- [STATED PROBLEM]
Scan the records and identify every line in which the string "Melissa" occurs, then return those lines.

»»

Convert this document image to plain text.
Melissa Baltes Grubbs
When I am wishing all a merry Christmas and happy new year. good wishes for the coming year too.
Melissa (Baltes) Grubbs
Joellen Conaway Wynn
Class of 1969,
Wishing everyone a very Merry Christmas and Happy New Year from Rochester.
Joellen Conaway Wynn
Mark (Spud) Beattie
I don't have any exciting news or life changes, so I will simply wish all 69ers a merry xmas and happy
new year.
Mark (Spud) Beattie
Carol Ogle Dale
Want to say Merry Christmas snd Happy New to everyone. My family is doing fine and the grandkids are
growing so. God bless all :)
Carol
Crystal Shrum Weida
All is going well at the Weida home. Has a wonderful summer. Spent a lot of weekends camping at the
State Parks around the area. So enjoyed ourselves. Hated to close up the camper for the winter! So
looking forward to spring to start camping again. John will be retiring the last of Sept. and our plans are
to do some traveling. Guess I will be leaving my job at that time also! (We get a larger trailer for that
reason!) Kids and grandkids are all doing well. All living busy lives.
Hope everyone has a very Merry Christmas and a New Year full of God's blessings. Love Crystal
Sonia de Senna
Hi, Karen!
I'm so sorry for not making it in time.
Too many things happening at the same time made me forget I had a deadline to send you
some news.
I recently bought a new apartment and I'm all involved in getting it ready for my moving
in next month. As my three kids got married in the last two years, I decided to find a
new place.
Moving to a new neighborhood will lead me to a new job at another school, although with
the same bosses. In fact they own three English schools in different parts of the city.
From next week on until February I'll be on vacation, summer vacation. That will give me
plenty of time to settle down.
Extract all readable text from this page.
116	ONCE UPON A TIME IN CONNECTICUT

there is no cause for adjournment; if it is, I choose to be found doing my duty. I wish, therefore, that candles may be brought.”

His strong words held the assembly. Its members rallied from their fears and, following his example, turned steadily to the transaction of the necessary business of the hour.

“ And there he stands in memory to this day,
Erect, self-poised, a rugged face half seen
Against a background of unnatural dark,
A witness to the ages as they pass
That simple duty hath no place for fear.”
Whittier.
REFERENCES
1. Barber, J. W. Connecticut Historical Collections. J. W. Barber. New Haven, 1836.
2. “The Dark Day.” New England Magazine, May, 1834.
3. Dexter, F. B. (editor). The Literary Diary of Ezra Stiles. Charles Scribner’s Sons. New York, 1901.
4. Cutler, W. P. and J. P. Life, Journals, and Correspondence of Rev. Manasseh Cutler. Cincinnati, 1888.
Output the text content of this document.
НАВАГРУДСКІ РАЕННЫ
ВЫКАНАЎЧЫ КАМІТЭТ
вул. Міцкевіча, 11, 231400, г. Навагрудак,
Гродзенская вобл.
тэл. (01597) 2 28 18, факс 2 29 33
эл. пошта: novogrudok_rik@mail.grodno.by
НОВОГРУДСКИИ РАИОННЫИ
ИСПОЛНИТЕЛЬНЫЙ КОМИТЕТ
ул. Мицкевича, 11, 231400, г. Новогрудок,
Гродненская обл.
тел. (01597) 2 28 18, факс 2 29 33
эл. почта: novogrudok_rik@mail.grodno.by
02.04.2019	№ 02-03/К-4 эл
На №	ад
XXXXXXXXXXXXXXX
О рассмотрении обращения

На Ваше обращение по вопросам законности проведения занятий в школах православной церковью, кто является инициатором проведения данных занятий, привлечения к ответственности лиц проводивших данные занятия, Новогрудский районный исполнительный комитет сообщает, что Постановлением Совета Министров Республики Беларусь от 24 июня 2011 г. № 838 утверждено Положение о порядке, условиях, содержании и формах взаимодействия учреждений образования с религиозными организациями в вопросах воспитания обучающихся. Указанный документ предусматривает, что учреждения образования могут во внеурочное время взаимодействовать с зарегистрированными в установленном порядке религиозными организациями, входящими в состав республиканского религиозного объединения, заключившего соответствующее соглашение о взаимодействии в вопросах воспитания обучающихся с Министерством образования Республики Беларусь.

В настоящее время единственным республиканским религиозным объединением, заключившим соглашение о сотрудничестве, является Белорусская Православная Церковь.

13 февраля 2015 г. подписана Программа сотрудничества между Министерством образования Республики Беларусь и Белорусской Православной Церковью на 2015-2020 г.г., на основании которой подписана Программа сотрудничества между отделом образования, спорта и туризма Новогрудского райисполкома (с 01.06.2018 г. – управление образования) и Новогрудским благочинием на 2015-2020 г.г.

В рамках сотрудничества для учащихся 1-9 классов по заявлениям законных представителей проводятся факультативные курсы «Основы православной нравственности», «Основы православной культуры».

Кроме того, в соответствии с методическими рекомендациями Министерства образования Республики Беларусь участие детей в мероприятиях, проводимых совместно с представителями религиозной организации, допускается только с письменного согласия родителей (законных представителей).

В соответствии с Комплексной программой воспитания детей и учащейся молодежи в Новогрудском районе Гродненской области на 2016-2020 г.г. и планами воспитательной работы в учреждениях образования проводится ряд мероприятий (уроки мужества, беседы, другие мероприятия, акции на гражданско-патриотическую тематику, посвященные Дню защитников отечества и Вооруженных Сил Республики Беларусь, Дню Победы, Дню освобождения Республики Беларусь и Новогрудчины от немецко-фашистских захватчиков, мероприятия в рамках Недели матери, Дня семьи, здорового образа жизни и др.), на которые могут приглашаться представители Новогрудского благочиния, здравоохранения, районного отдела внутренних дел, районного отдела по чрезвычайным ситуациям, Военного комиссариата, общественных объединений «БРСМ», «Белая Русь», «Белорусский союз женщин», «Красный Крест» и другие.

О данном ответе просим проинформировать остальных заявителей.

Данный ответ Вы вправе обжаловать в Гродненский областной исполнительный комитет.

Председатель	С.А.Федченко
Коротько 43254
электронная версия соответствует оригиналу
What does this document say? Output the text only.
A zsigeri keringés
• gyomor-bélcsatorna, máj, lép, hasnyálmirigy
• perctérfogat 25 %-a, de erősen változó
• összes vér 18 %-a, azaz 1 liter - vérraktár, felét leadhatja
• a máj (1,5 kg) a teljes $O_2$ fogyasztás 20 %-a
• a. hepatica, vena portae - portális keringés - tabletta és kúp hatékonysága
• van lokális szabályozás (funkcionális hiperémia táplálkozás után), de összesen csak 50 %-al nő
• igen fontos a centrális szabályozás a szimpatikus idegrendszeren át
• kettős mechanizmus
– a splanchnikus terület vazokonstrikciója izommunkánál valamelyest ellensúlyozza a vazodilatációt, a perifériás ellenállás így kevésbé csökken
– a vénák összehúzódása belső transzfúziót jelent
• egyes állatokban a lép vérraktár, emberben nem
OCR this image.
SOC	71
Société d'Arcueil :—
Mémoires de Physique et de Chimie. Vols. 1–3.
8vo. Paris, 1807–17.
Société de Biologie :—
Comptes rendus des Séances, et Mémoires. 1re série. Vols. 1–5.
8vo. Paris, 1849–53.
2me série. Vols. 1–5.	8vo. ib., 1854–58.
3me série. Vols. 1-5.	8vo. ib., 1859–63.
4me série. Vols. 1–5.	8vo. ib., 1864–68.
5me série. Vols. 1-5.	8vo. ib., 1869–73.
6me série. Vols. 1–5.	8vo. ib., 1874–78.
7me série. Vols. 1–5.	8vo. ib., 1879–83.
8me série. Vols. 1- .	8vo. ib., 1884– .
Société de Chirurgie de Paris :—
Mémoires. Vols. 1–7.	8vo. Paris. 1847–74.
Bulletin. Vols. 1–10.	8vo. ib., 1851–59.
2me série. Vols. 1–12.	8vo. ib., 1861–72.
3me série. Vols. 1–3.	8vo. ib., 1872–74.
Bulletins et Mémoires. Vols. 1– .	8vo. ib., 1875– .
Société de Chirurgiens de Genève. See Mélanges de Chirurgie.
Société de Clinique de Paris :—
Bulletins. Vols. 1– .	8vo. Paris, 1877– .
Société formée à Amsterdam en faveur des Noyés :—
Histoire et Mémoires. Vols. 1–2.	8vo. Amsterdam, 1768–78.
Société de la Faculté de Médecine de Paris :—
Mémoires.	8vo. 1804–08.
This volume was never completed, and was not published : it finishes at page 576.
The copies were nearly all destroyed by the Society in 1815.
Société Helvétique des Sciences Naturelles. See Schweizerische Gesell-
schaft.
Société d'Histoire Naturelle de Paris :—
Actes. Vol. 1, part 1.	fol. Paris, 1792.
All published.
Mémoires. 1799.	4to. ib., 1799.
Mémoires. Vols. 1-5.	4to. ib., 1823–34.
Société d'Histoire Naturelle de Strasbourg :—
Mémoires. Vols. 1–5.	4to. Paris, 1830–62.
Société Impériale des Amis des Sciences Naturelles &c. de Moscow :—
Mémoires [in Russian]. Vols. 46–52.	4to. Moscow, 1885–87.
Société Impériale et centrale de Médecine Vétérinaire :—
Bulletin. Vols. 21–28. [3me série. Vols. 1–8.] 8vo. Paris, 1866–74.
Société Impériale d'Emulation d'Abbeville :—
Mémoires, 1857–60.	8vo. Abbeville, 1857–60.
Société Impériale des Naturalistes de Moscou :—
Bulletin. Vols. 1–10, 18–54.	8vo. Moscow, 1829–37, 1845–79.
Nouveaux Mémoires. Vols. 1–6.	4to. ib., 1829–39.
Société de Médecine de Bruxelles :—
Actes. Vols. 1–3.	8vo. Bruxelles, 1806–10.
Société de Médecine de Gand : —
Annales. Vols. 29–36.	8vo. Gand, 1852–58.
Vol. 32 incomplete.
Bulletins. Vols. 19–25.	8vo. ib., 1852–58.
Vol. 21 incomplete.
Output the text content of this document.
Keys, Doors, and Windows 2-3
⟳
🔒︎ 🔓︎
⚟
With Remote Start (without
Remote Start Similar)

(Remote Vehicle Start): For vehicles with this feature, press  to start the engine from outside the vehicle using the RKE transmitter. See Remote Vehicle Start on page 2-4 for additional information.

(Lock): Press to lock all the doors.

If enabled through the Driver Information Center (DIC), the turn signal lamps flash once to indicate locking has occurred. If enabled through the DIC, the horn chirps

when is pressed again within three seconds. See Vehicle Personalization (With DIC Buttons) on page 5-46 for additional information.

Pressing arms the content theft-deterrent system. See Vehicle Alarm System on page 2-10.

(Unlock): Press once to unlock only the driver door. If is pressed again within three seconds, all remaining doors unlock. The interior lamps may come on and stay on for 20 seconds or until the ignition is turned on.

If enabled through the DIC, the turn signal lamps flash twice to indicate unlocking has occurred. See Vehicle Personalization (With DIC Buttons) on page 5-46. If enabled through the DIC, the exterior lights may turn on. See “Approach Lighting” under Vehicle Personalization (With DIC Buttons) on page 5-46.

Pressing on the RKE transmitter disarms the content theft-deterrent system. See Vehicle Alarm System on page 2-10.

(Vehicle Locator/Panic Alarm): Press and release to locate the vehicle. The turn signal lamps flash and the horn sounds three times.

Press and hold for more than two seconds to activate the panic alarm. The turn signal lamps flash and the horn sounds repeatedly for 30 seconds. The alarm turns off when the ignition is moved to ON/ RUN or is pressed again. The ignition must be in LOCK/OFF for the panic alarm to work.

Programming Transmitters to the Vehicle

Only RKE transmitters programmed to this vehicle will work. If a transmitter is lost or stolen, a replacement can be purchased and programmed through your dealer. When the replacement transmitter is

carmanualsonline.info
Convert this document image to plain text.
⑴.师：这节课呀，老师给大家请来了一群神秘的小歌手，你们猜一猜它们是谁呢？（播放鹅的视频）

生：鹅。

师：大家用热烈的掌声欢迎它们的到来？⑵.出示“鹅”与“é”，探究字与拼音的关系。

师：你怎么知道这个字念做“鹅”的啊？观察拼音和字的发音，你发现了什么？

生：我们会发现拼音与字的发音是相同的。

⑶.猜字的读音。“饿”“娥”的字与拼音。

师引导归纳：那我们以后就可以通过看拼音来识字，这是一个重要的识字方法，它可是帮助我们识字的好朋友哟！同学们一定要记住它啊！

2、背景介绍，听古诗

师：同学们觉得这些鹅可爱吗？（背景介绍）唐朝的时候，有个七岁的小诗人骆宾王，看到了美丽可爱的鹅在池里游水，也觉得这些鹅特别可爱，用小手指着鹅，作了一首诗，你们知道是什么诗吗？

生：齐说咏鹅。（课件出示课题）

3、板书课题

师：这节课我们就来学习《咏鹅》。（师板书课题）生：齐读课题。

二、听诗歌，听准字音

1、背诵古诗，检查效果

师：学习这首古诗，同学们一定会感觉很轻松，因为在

««

- [CORRECT RESPONSE]
Melissa Baltes Grubbs
Melissa (Baltes) Grubbs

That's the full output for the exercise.